Write out the records word for word, with no pictures.
═════ Data provided ═════
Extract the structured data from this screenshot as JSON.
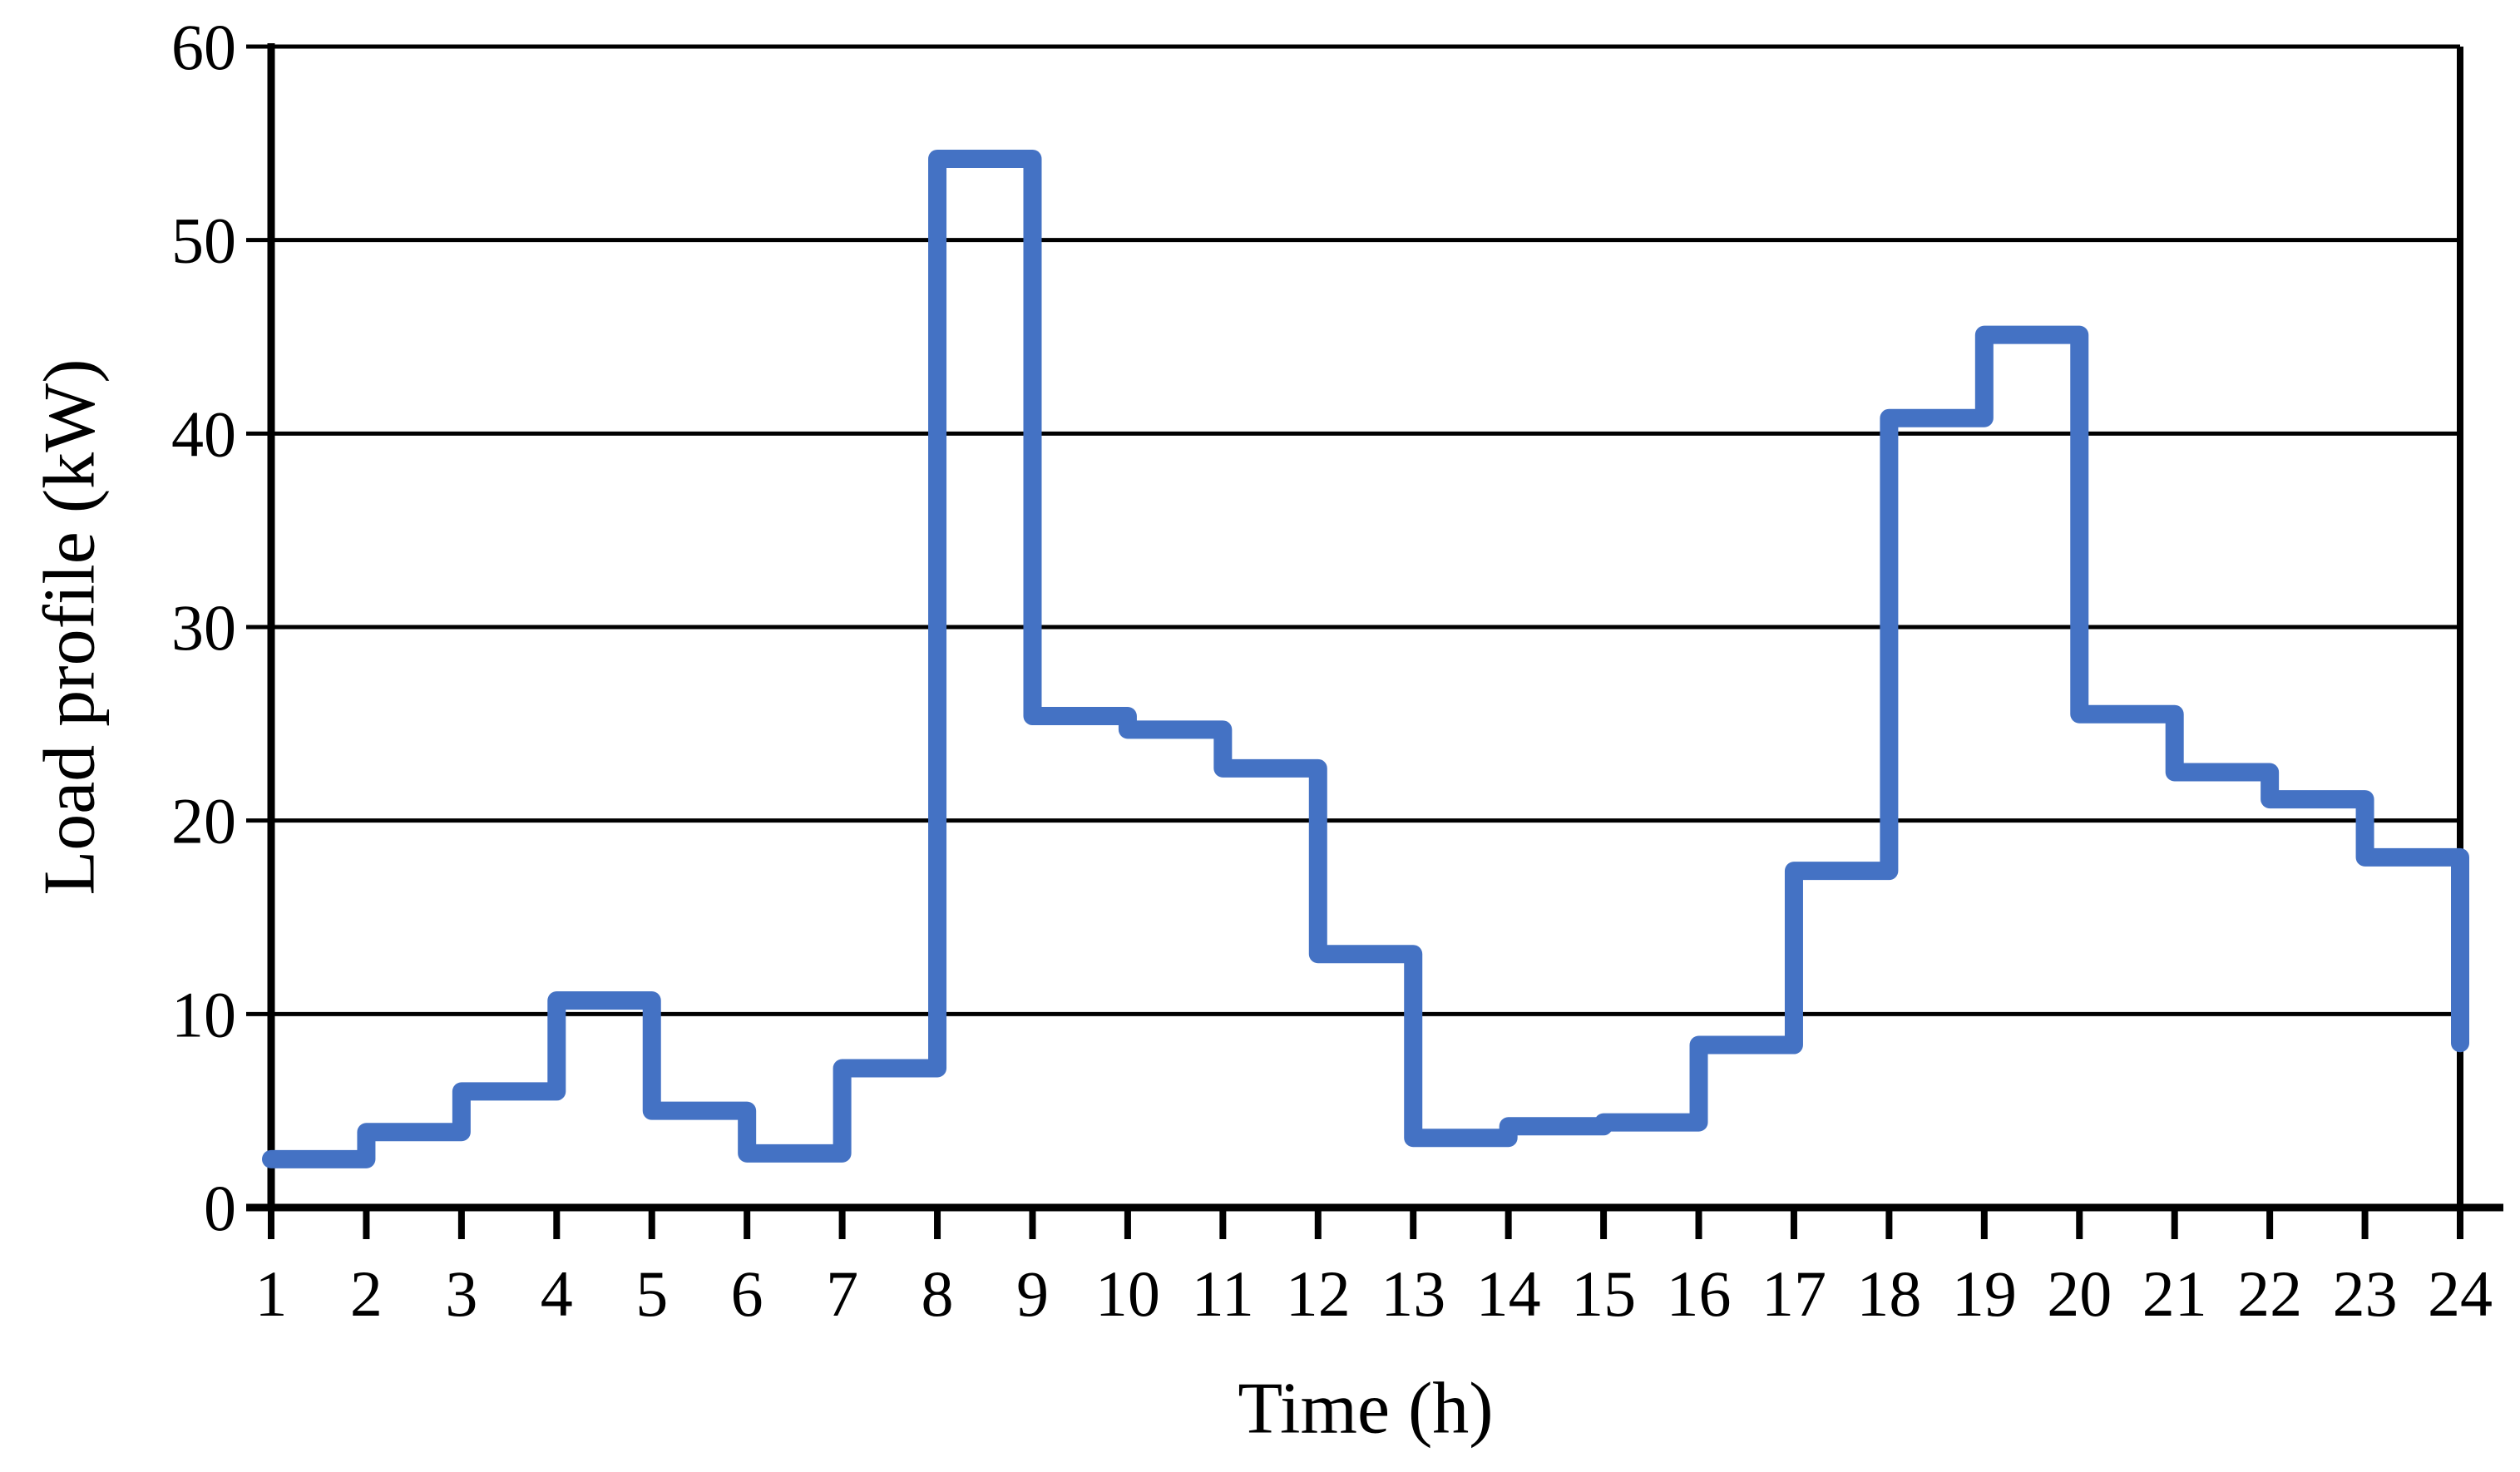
{
  "page": {
    "background_color": "#ffffff",
    "text_color": "#000000"
  },
  "chart_data": {
    "type": "line",
    "step_mode": "hold-until-next",
    "title": "",
    "xlabel": "Time (h)",
    "ylabel": "Load profile (kW)",
    "x": [
      1,
      2,
      3,
      4,
      5,
      6,
      7,
      8,
      9,
      10,
      11,
      12,
      13,
      14,
      15,
      16,
      17,
      18,
      19,
      20,
      21,
      22,
      23,
      24
    ],
    "values": [
      2.5,
      3.9,
      6.0,
      10.7,
      5.0,
      2.8,
      7.2,
      54.2,
      25.4,
      24.7,
      22.7,
      13.1,
      3.6,
      4.2,
      4.4,
      8.4,
      17.4,
      40.8,
      45.1,
      25.5,
      22.5,
      21.1,
      18.1,
      8.5
    ],
    "xlim": [
      1,
      24
    ],
    "ylim": [
      0,
      60
    ],
    "xticks": [
      1,
      2,
      3,
      4,
      5,
      6,
      7,
      8,
      9,
      10,
      11,
      12,
      13,
      14,
      15,
      16,
      17,
      18,
      19,
      20,
      21,
      22,
      23,
      24
    ],
    "yticks": [
      0,
      10,
      20,
      30,
      40,
      50,
      60
    ],
    "grid": "horizontal",
    "legend_position": "none",
    "line_color": "#4472C4",
    "axis_color": "#000000",
    "gridline_color": "#000000"
  }
}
═════
* [Result for this task]:
Extract the structured data from this screenshot as JSON.
{
  "page": {
    "background_color": "#ffffff",
    "text_color": "#000000"
  },
  "chart_data": {
    "type": "line",
    "step_mode": "hold-until-next",
    "title": "",
    "xlabel": "Time (h)",
    "ylabel": "Load profile (kW)",
    "x": [
      1,
      2,
      3,
      4,
      5,
      6,
      7,
      8,
      9,
      10,
      11,
      12,
      13,
      14,
      15,
      16,
      17,
      18,
      19,
      20,
      21,
      22,
      23,
      24
    ],
    "values": [
      2.5,
      3.9,
      6.0,
      10.7,
      5.0,
      2.8,
      7.2,
      54.2,
      25.4,
      24.7,
      22.7,
      13.1,
      3.6,
      4.2,
      4.4,
      8.4,
      17.4,
      40.8,
      45.1,
      25.5,
      22.5,
      21.1,
      18.1,
      8.5
    ],
    "xlim": [
      1,
      24
    ],
    "ylim": [
      0,
      60
    ],
    "xticks": [
      1,
      2,
      3,
      4,
      5,
      6,
      7,
      8,
      9,
      10,
      11,
      12,
      13,
      14,
      15,
      16,
      17,
      18,
      19,
      20,
      21,
      22,
      23,
      24
    ],
    "yticks": [
      0,
      10,
      20,
      30,
      40,
      50,
      60
    ],
    "grid": "horizontal",
    "legend_position": "none",
    "line_color": "#4472C4",
    "axis_color": "#000000",
    "gridline_color": "#000000"
  }
}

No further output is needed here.